■ **WHAT IS REQUIRED**:
Return all of the lines below exactly as they are.

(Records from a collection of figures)
====

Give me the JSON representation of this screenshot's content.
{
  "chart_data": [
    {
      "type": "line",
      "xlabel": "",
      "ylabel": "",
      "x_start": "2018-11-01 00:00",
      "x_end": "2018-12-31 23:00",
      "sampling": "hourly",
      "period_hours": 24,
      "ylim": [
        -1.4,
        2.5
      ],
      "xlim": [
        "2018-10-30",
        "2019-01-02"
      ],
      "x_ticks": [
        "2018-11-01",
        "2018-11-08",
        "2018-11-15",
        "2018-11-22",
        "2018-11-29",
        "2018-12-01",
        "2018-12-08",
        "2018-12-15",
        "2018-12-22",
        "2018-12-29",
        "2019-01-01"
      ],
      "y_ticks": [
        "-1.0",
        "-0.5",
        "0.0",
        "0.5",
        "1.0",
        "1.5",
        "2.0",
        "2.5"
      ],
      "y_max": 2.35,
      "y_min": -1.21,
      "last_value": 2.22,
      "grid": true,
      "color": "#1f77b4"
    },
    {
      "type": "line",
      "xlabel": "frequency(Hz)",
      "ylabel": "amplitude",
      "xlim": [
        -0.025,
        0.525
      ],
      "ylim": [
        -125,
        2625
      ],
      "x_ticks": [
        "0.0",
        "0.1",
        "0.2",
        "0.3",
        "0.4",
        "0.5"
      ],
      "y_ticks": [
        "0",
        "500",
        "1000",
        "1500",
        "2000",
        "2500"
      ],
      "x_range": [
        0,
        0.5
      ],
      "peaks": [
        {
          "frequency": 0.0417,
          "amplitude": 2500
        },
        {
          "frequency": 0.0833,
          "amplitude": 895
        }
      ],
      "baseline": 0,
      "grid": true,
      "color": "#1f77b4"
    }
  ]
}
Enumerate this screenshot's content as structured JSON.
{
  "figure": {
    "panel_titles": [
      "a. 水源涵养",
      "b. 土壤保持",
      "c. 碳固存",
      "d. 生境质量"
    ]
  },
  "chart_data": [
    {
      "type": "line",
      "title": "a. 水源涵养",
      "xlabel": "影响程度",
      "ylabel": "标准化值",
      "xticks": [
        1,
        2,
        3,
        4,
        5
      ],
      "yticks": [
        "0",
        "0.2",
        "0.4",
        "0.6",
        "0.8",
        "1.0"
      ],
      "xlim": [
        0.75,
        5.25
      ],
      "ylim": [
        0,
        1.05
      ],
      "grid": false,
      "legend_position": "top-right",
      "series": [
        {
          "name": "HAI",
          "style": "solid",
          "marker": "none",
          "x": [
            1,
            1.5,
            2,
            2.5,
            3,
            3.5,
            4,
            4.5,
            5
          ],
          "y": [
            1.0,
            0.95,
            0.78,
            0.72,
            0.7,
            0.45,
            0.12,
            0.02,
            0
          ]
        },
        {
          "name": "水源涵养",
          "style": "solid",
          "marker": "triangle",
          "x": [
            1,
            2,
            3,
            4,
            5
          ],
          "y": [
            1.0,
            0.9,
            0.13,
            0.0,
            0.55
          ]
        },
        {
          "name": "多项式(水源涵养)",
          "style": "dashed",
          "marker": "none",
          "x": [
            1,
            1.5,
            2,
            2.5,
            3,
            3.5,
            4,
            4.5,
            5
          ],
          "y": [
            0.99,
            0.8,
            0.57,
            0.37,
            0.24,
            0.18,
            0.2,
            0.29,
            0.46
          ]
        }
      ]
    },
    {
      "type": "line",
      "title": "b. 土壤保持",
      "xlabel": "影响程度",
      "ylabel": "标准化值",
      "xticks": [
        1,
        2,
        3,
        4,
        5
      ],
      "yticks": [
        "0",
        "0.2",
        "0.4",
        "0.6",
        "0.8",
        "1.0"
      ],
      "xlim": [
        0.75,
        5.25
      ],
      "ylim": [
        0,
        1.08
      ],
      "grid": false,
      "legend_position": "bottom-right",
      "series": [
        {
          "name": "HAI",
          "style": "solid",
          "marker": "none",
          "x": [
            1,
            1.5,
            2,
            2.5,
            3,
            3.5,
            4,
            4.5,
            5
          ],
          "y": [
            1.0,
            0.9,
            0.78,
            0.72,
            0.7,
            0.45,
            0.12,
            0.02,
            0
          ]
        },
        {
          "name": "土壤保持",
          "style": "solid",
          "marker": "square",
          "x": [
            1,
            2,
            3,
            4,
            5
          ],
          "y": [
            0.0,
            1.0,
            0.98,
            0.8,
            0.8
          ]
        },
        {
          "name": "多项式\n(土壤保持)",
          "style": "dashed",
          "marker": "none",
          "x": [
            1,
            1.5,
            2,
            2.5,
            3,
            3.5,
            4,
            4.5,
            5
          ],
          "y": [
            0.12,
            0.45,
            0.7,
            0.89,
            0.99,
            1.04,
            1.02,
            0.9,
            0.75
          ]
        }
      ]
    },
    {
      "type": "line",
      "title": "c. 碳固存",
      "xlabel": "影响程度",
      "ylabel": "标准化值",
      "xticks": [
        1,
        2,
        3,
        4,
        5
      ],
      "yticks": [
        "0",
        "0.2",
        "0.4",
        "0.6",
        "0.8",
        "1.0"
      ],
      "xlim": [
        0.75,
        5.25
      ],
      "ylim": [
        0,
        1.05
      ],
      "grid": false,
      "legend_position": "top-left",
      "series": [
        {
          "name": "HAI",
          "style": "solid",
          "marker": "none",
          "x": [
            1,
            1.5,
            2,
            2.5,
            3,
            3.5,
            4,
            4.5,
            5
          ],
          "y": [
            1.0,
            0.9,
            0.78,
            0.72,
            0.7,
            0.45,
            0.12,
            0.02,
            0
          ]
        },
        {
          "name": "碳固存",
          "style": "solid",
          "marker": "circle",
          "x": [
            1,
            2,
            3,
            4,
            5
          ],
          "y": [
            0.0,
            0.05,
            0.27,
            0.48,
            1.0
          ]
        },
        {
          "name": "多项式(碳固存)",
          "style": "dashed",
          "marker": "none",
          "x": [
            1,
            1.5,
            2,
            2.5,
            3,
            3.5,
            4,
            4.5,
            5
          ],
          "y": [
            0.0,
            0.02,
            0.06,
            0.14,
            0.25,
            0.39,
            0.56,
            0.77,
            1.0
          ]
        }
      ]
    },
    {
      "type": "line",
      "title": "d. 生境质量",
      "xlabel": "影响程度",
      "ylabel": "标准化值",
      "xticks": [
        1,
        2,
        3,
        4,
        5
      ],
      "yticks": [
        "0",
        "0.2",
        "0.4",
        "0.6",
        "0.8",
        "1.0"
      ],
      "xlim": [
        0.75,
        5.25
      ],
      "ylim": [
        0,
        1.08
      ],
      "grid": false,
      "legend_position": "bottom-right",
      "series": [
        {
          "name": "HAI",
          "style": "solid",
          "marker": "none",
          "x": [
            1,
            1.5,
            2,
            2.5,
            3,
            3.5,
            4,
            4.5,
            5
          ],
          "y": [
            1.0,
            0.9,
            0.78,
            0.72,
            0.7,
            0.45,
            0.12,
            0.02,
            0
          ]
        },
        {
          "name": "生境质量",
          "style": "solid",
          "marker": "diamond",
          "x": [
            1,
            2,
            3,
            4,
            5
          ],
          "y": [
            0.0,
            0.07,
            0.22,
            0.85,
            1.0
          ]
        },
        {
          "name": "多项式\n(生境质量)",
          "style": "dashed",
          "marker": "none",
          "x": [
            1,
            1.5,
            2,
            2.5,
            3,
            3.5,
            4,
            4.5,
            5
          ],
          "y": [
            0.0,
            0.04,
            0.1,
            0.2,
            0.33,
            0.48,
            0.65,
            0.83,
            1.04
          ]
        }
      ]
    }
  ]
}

====

■ **OUTPUT**:
Give me the JSON representation of this screenshot's content.
{
  "chart_data": [
    {
      "type": "line",
      "xlabel": "",
      "ylabel": "",
      "x_start": "2018-11-01 00:00",
      "x_end": "2018-12-31 23:00",
      "sampling": "hourly",
      "period_hours": 24,
      "ylim": [
        -1.4,
        2.5
      ],
      "xlim": [
        "2018-10-30",
        "2019-01-02"
      ],
      "x_ticks": [
        "2018-11-01",
        "2018-11-08",
        "2018-11-15",
        "2018-11-22",
        "2018-11-29",
        "2018-12-01",
        "2018-12-08",
        "2018-12-15",
        "2018-12-22",
        "2018-12-29",
        "2019-01-01"
      ],
      "y_ticks": [
        "-1.0",
        "-0.5",
        "0.0",
        "0.5",
        "1.0",
        "1.5",
        "2.0",
        "2.5"
      ],
      "y_max": 2.35,
      "y_min": -1.21,
      "last_value": 2.22,
      "grid": true,
      "color": "#1f77b4"
    },
    {
      "type": "line",
      "xlabel": "frequency(Hz)",
      "ylabel": "amplitude",
      "xlim": [
        -0.025,
        0.525
      ],
      "ylim": [
        -125,
        2625
      ],
      "x_ticks": [
        "0.0",
        "0.1",
        "0.2",
        "0.3",
        "0.4",
        "0.5"
      ],
      "y_ticks": [
        "0",
        "500",
        "1000",
        "1500",
        "2000",
        "2500"
      ],
      "x_range": [
        0,
        0.5
      ],
      "peaks": [
        {
          "frequency": 0.0417,
          "amplitude": 2500
        },
        {
          "frequency": 0.0833,
          "amplitude": 895
        }
      ],
      "baseline": 0,
      "grid": true,
      "color": "#1f77b4"
    }
  ]
}
Enumerate this screenshot's content as structured JSON.
{
  "figure": {
    "panel_titles": [
      "a. 水源涵养",
      "b. 土壤保持",
      "c. 碳固存",
      "d. 生境质量"
    ]
  },
  "chart_data": [
    {
      "type": "line",
      "title": "a. 水源涵养",
      "xlabel": "影响程度",
      "ylabel": "标准化值",
      "xticks": [
        1,
        2,
        3,
        4,
        5
      ],
      "yticks": [
        "0",
        "0.2",
        "0.4",
        "0.6",
        "0.8",
        "1.0"
      ],
      "xlim": [
        0.75,
        5.25
      ],
      "ylim": [
        0,
        1.05
      ],
      "grid": false,
      "legend_position": "top-right",
      "series": [
        {
          "name": "HAI",
          "style": "solid",
          "marker": "none",
          "x": [
            1,
            1.5,
            2,
            2.5,
            3,
            3.5,
            4,
            4.5,
            5
          ],
          "y": [
            1.0,
            0.95,
            0.78,
            0.72,
            0.7,
            0.45,
            0.12,
            0.02,
            0
          ]
        },
        {
          "name": "水源涵养",
          "style": "solid",
          "marker": "triangle",
          "x": [
            1,
            2,
            3,
            4,
            5
          ],
          "y": [
            1.0,
            0.9,
            0.13,
            0.0,
            0.55
          ]
        },
        {
          "name": "多项式(水源涵养)",
          "style": "dashed",
          "marker": "none",
          "x": [
            1,
            1.5,
            2,
            2.5,
            3,
            3.5,
            4,
            4.5,
            5
          ],
          "y": [
            0.99,
            0.8,
            0.57,
            0.37,
            0.24,
            0.18,
            0.2,
            0.29,
            0.46
          ]
        }
      ]
    },
    {
      "type": "line",
      "title": "b. 土壤保持",
      "xlabel": "影响程度",
      "ylabel": "标准化值",
      "xticks": [
        1,
        2,
        3,
        4,
        5
      ],
      "yticks": [
        "0",
        "0.2",
        "0.4",
        "0.6",
        "0.8",
        "1.0"
      ],
      "xlim": [
        0.75,
        5.25
      ],
      "ylim": [
        0,
        1.08
      ],
      "grid": false,
      "legend_position": "bottom-right",
      "series": [
        {
          "name": "HAI",
          "style": "solid",
          "marker": "none",
          "x": [
            1,
            1.5,
            2,
            2.5,
            3,
            3.5,
            4,
            4.5,
            5
          ],
          "y": [
            1.0,
            0.9,
            0.78,
            0.72,
            0.7,
            0.45,
            0.12,
            0.02,
            0
          ]
        },
        {
          "name": "土壤保持",
          "style": "solid",
          "marker": "square",
          "x": [
            1,
            2,
            3,
            4,
            5
          ],
          "y": [
            0.0,
            1.0,
            0.98,
            0.8,
            0.8
          ]
        },
        {
          "name": "多项式\n(土壤保持)",
          "style": "dashed",
          "marker": "none",
          "x": [
            1,
            1.5,
            2,
            2.5,
            3,
            3.5,
            4,
            4.5,
            5
          ],
          "y": [
            0.12,
            0.45,
            0.7,
            0.89,
            0.99,
            1.04,
            1.02,
            0.9,
            0.75
          ]
        }
      ]
    },
    {
      "type": "line",
      "title": "c. 碳固存",
      "xlabel": "影响程度",
      "ylabel": "标准化值",
      "xticks": [
        1,
        2,
        3,
        4,
        5
      ],
      "yticks": [
        "0",
        "0.2",
        "0.4",
        "0.6",
        "0.8",
        "1.0"
      ],
      "xlim": [
        0.75,
        5.25
      ],
      "ylim": [
        0,
        1.05
      ],
      "grid": false,
      "legend_position": "top-left",
      "series": [
        {
          "name": "HAI",
          "style": "solid",
          "marker": "none",
          "x": [
            1,
            1.5,
            2,
            2.5,
            3,
            3.5,
            4,
            4.5,
            5
          ],
          "y": [
            1.0,
            0.9,
            0.78,
            0.72,
            0.7,
            0.45,
            0.12,
            0.02,
            0
          ]
        },
        {
          "name": "碳固存",
          "style": "solid",
          "marker": "circle",
          "x": [
            1,
            2,
            3,
            4,
            5
          ],
          "y": [
            0.0,
            0.05,
            0.27,
            0.48,
            1.0
          ]
        },
        {
          "name": "多项式(碳固存)",
          "style": "dashed",
          "marker": "none",
          "x": [
            1,
            1.5,
            2,
            2.5,
            3,
            3.5,
            4,
            4.5,
            5
          ],
          "y": [
            0.0,
            0.02,
            0.06,
            0.14,
            0.25,
            0.39,
            0.56,
            0.77,
            1.0
          ]
        }
      ]
    },
    {
      "type": "line",
      "title": "d. 生境质量",
      "xlabel": "影响程度",
      "ylabel": "标准化值",
      "xticks": [
        1,
        2,
        3,
        4,
        5
      ],
      "yticks": [
        "0",
        "0.2",
        "0.4",
        "0.6",
        "0.8",
        "1.0"
      ],
      "xlim": [
        0.75,
        5.25
      ],
      "ylim": [
        0,
        1.08
      ],
      "grid": false,
      "legend_position": "bottom-right",
      "series": [
        {
          "name": "HAI",
          "style": "solid",
          "marker": "none",
          "x": [
            1,
            1.5,
            2,
            2.5,
            3,
            3.5,
            4,
            4.5,
            5
          ],
          "y": [
            1.0,
            0.9,
            0.78,
            0.72,
            0.7,
            0.45,
            0.12,
            0.02,
            0
          ]
        },
        {
          "name": "生境质量",
          "style": "solid",
          "marker": "diamond",
          "x": [
            1,
            2,
            3,
            4,
            5
          ],
          "y": [
            0.0,
            0.07,
            0.22,
            0.85,
            1.0
          ]
        },
        {
          "name": "多项式\n(生境质量)",
          "style": "dashed",
          "marker": "none",
          "x": [
            1,
            1.5,
            2,
            2.5,
            3,
            3.5,
            4,
            4.5,
            5
          ],
          "y": [
            0.0,
            0.04,
            0.1,
            0.2,
            0.33,
            0.48,
            0.65,
            0.83,
            1.04
          ]
        }
      ]
    }
  ]
}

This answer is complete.